=== TEXT EXCERPT ===
LISTSERV - TB-L Archives - LISTSERV.ONEONTA.EDU

Although a bit lengthy, I found this posting about measuring student's
higher-level thinking and moving from a teaching centered approach to a
learner centered approach well done. I post this to the TB list for those
interested in this topic....

The CLA has an excellent website discussing the issues surrounding learning
assessment for colleges.  Much of what is posted there, and tools available
at this site, may be of use to departments as they work through current
assessment issues.

Jim G.

            A POSSIBLE MODEL FOR HIGHER EDUCATION: THE PHYSICS REFORM EFFORT

What to Measure And How to Measure

Investigation of the extent to which a paradigm
shift from teaching to learning is taking place
requires measurement of students' learning in
college classrooms. But Wilbert McKeachie 1987
has pointed out that the time-honored gauge of
student learning-course exams and final
grades-typically measures lower-level educational
objectives such as memory of facts and
definitions rather than higher-level outcomes
such as critical thinking and problem solving.

=== PROVIDED MATERIAL ===
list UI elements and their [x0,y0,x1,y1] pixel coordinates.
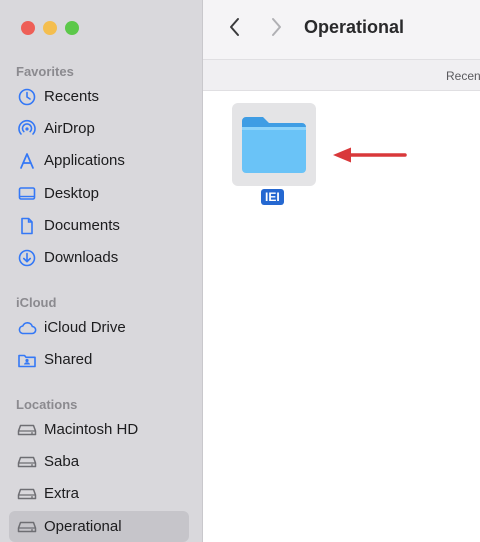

=== PROBLEM SET ===
(a) Answer these questions using the post on assessing student learning, giving each answer on its own line with the matching mark:
(i) To which list was the posting forwarded?
(ii) What does the CLA have that discusses issues surrounding learning assessment for colleges?
(iii) According to Wilbert McKeachie, what kind of educational objectives do course exams and final grades typically measure?
(b) Reproduce everything in the post on assessing student learning from "Investigation of the" down to "and problem solving.".
(c) Carry on the post on assessing student learning, picking up after its final sentence.

=== EXPECTED ANSWERS ===
(a)
(i) The TB list.
(ii) An excellent website.
(iii) Lower-level objectives, such as memory of facts and definitions.

(b)
Investigation of the extent to which a paradigm
shift from teaching to learning is taking place
requires measurement of students' learning in
college classrooms. But Wilbert McKeachie 1987
has pointed out that the time-honored gauge of
student learning-course exams and final
grades-typically measures lower-level educational
objectives such as memory of facts and
definitions rather than higher-level outcomes
such as critical thinking and problem solving.

(c)
(For more general characterizations of
higher-order learning see Anderson & Krathwohl
2001 and Shavelson & Huang 2003.) The same
criticism (Hake 2002a) as to assessing only
lower-level learning applies to Student
Evaluations of Teaching (SET's), since their
primary justification as measures of student
learning appears to lie in the modest correlation
with overall ratings of course (+ 0.47) and
instructor (+ 0.43) with "achievement" as
measured by course exams or final grades (Cohen
1981). For general characterizations of
higher-order learning see Anderson & Krathwohl
2001 and Shavelson & Huang 2003. In their "Chart
1," the latter display higher-level learning such
as "procedural" (see, e.g., Anderson 2004),
"schematic," and "strategic" knowledge within
knowledge domains, as might be measured and
enhanced by disciplinary experts.

How then can we measure students' higher-level
learning in college courses? Several indirect
(and therefore in my view problematic) gauges
have been developed; e.g., Reformed Teaching
Observation Protocol (RTOP), National Survey Of
Student Engagement (NSSE), Student Assessment of
Learning Gains (SALG), and Knowledge Surveys
(KS's) (Nuhfer & Knipp 2003).

On the other hand, Richard Hersh 2005 has
discussed two types of direct measures developed
by the Learning Assessment Project
<http://www.cae.org/content/pro_collegiate.htm>
(of which he is co-director) that "evaluate
students' ability to articulate complex ideas,
examine claims and evidence, support ideas with
relevant reasons and examples, sustain a coherent
discussion, and use standard written English."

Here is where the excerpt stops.